══ ENTRIES PROVIDED ══

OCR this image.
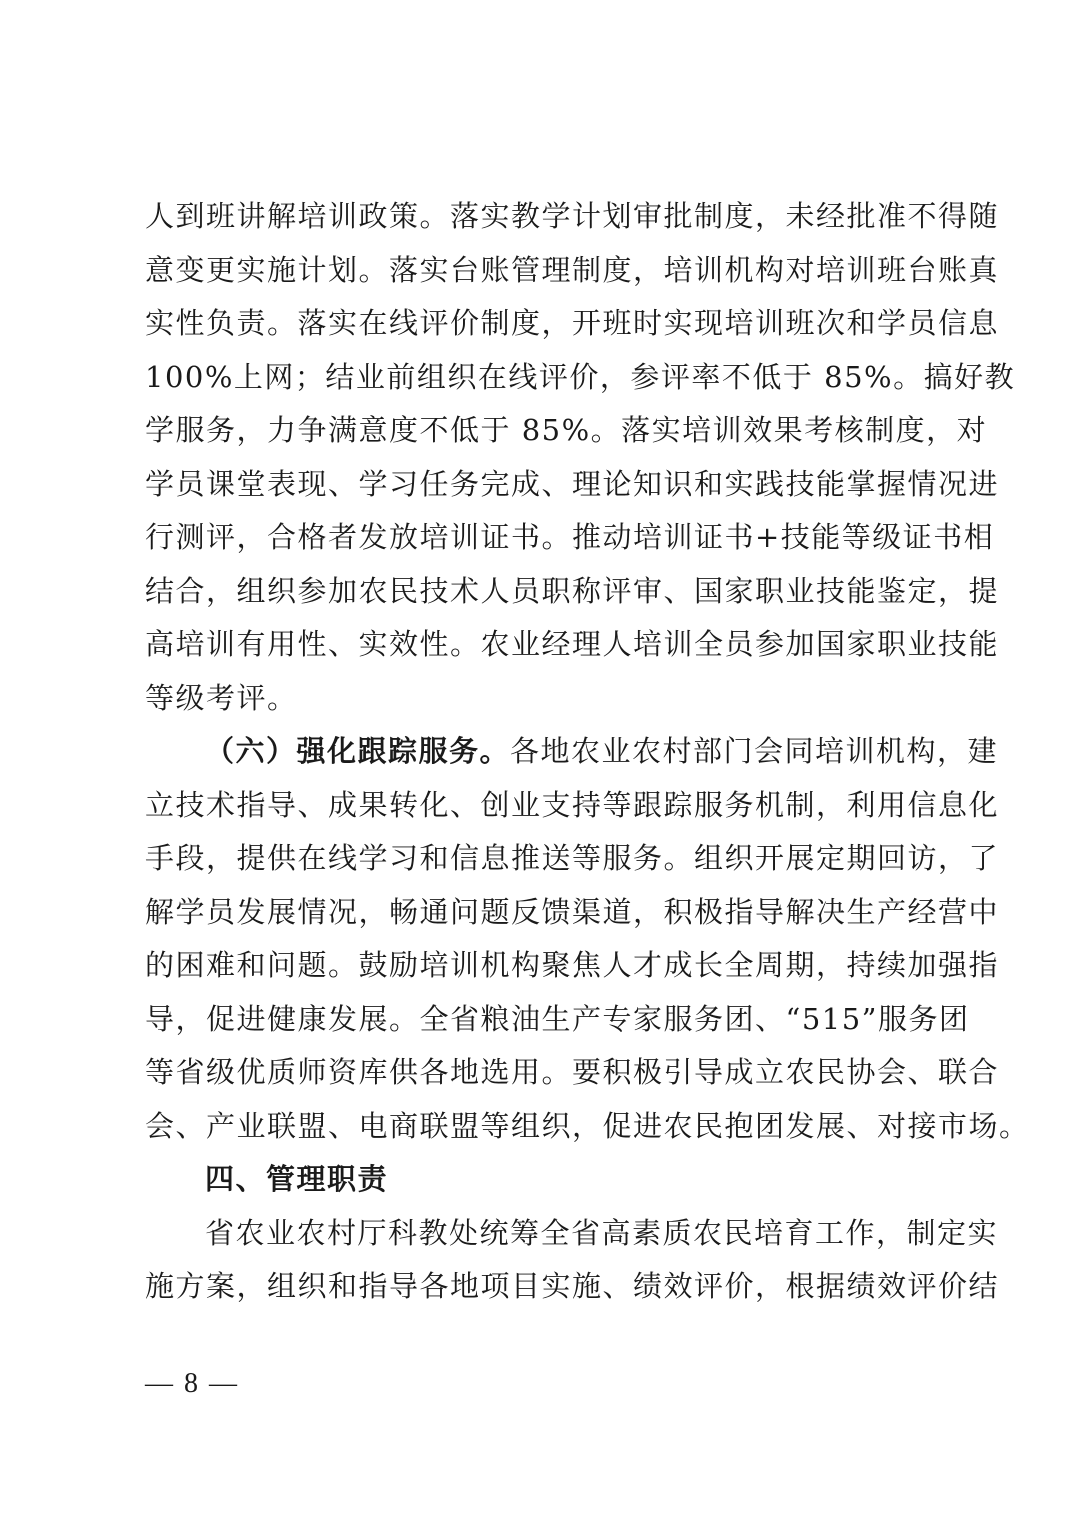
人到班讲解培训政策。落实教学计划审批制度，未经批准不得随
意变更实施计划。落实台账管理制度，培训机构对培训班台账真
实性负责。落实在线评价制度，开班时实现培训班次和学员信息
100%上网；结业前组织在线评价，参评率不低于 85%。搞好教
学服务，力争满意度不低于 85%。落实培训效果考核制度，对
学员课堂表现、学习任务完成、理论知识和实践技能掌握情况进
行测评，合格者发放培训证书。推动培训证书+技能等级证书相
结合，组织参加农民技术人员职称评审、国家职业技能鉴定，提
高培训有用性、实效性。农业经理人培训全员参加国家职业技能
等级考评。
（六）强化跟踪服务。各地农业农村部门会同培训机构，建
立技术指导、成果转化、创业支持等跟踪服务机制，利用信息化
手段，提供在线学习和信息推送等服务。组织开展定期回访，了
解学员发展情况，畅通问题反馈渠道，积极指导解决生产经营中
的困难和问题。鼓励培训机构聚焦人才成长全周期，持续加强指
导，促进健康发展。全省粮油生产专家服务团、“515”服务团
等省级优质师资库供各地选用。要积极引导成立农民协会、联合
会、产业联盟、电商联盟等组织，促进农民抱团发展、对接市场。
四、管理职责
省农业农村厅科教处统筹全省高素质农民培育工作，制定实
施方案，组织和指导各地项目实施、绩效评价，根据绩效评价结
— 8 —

═══
══ ENTRIES PROVIDED ══

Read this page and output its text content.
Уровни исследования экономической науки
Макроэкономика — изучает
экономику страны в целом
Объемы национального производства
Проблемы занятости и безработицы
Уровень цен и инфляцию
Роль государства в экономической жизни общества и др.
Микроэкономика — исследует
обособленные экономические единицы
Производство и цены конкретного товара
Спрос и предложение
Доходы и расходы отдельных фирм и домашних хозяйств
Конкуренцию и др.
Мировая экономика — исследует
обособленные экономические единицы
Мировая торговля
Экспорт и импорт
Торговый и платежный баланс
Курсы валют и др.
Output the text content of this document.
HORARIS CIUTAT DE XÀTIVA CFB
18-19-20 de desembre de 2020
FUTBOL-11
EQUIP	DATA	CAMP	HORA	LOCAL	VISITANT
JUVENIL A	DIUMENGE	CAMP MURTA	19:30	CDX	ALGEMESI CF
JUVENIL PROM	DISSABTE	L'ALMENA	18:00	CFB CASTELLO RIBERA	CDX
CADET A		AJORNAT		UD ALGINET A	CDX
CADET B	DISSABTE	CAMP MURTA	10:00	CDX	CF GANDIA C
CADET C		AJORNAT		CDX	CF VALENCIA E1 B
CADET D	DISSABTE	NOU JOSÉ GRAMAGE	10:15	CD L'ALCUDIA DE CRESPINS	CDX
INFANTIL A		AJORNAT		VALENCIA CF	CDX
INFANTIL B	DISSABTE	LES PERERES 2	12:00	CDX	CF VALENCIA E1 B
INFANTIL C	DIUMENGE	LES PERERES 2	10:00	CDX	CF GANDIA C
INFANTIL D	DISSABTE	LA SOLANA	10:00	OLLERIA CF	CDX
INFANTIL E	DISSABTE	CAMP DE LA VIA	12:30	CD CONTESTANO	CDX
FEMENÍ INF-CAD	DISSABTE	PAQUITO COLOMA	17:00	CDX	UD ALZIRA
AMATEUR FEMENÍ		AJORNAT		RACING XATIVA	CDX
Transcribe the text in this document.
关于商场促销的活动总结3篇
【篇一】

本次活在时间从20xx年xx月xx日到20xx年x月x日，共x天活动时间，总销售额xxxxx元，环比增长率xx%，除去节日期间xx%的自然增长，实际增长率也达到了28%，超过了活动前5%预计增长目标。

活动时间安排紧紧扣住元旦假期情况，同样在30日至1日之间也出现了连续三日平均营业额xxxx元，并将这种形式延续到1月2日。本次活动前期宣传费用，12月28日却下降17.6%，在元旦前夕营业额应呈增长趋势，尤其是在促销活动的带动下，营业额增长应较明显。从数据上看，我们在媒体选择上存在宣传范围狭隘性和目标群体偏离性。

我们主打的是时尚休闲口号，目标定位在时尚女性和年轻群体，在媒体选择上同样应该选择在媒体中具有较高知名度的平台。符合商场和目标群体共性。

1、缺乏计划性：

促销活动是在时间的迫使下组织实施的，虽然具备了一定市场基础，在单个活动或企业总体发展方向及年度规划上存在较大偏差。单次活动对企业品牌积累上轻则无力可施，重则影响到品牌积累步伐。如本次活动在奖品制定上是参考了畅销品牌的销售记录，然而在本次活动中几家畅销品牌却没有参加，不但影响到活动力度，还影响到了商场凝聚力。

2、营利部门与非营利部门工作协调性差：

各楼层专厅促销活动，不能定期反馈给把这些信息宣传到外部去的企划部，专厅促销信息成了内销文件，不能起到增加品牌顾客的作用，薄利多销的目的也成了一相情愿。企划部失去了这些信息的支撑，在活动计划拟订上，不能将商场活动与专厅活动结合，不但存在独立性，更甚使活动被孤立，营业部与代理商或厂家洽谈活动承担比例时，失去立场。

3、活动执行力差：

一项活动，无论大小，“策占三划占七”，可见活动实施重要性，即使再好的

═══

Provide the number of lines containing the string "GANDIA", with no other output.

▶ _ANSWER TO THIS EXERCISE_
2